(Source records)
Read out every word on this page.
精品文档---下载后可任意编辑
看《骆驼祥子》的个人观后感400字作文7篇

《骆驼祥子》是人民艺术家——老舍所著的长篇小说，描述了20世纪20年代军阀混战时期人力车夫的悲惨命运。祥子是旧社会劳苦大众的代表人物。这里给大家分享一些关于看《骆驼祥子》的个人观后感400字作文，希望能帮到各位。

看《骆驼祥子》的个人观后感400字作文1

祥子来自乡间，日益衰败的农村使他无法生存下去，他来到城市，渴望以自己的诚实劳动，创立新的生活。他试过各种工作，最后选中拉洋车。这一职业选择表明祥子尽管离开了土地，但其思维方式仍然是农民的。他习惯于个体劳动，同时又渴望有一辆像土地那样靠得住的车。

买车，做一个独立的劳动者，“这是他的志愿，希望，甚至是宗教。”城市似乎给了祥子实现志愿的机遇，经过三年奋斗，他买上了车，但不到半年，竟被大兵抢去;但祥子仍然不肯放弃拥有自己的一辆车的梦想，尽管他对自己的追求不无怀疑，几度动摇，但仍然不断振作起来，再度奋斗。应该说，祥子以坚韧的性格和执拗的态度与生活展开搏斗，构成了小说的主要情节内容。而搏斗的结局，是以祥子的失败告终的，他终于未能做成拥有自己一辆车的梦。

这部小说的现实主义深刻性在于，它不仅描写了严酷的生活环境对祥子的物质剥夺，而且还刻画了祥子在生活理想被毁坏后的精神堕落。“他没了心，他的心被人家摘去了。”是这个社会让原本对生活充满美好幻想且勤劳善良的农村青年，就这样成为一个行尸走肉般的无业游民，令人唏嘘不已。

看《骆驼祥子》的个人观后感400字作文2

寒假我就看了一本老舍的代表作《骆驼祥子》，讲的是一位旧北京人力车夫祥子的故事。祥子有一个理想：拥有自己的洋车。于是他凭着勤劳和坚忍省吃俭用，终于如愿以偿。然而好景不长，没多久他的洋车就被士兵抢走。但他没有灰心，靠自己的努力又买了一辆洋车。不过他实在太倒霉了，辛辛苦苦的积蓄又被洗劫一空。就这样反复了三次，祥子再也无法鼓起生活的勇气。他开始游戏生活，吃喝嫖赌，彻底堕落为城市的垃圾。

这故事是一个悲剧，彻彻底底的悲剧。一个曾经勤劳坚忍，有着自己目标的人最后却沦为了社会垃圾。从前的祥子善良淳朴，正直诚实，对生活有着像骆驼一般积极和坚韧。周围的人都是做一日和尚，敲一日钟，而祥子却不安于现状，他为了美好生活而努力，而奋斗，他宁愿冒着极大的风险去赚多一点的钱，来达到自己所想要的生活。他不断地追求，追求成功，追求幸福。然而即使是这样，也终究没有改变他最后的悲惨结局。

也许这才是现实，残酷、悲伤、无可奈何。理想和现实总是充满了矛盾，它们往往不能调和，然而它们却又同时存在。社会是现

Required task: Where a line in the material above holds "骆驼祥子", copy that line.

Finished task:
看《骆驼祥子》的个人观后感400字作文7篇
《骆驼祥子》是人民艺术家——老舍所著的长篇小说，描述了20世纪20年代军阀混战时期人力车夫的悲惨命运。祥子是旧社会劳苦大众的代表人物。这里给大家分享一些关于看《骆驼祥子》的个人观后感400字作文，希望能帮到各位。
看《骆驼祥子》的个人观后感400字作文1
看《骆驼祥子》的个人观后感400字作文2
寒假我就看了一本老舍的代表作《骆驼祥子》，讲的是一位旧北京人力车夫祥子的故事。祥子有一个理想：拥有自己的洋车。于是他凭着勤劳和坚忍省吃俭用，终于如愿以偿。然而好景不长，没多久他的洋车就被士兵抢走。但他没有灰心，靠自己的努力又买了一辆洋车。不过他实在太倒霉了，辛辛苦苦的积蓄又被洗劫一空。就这样反复了三次，祥子再也无法鼓起生活的勇气。他开始游戏生活，吃喝嫖赌，彻底堕落为城市的垃圾。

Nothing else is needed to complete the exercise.